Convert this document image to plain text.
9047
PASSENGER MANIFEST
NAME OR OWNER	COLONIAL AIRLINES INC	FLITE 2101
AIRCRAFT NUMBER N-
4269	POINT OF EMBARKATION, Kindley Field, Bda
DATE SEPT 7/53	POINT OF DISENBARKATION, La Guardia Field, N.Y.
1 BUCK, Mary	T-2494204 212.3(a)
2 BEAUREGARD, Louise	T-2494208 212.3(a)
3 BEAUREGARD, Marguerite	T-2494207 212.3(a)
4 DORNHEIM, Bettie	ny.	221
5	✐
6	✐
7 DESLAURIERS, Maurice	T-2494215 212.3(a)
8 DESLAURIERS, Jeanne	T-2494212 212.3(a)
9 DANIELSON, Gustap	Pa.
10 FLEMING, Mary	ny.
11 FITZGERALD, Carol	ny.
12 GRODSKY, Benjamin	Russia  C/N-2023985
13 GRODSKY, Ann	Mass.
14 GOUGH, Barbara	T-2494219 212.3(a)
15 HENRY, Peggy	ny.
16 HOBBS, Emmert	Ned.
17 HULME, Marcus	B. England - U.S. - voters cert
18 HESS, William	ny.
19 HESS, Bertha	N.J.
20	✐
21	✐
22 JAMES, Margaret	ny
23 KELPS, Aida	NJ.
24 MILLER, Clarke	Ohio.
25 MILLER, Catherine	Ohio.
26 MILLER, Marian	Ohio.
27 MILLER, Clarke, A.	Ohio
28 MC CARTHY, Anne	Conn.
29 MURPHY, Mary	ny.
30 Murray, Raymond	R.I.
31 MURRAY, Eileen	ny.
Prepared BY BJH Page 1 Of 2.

#### Problem requirements:
Quote all of the entries exactly as they appear.

#### Result of this exercise:
Convert this document image to plain text.
9047
PASSENGER MANIFEST
NAME OR OWNER	COLONIAL AIRLINES INC	FLITE 2101
AIRCRAFT NUMBER N-
4269	POINT OF EMBARKATION, Kindley Field, Bda
DATE SEPT 7/53	POINT OF DISENBARKATION, La Guardia Field, N.Y.
1 BUCK, Mary	T-2494204 212.3(a)
2 BEAUREGARD, Louise	T-2494208 212.3(a)
3 BEAUREGARD, Marguerite	T-2494207 212.3(a)
4 DORNHEIM, Bettie	ny.	221
5	✐
6	✐
7 DESLAURIERS, Maurice	T-2494215 212.3(a)
8 DESLAURIERS, Jeanne	T-2494212 212.3(a)
9 DANIELSON, Gustap	Pa.
10 FLEMING, Mary	ny.
11 FITZGERALD, Carol	ny.
12 GRODSKY, Benjamin	Russia  C/N-2023985
13 GRODSKY, Ann	Mass.
14 GOUGH, Barbara	T-2494219 212.3(a)
15 HENRY, Peggy	ny.
16 HOBBS, Emmert	Ned.
17 HULME, Marcus	B. England - U.S. - voters cert
18 HESS, William	ny.
19 HESS, Bertha	N.J.
20	✐
21	✐
22 JAMES, Margaret	ny
23 KELPS, Aida	NJ.
24 MILLER, Clarke	Ohio.
25 MILLER, Catherine	Ohio.
26 MILLER, Marian	Ohio.
27 MILLER, Clarke, A.	Ohio
28 MC CARTHY, Anne	Conn.
29 MURPHY, Mary	ny.
30 Murray, Raymond	R.I.
31 MURRAY, Eileen	ny.
Prepared BY BJH Page 1 Of 2.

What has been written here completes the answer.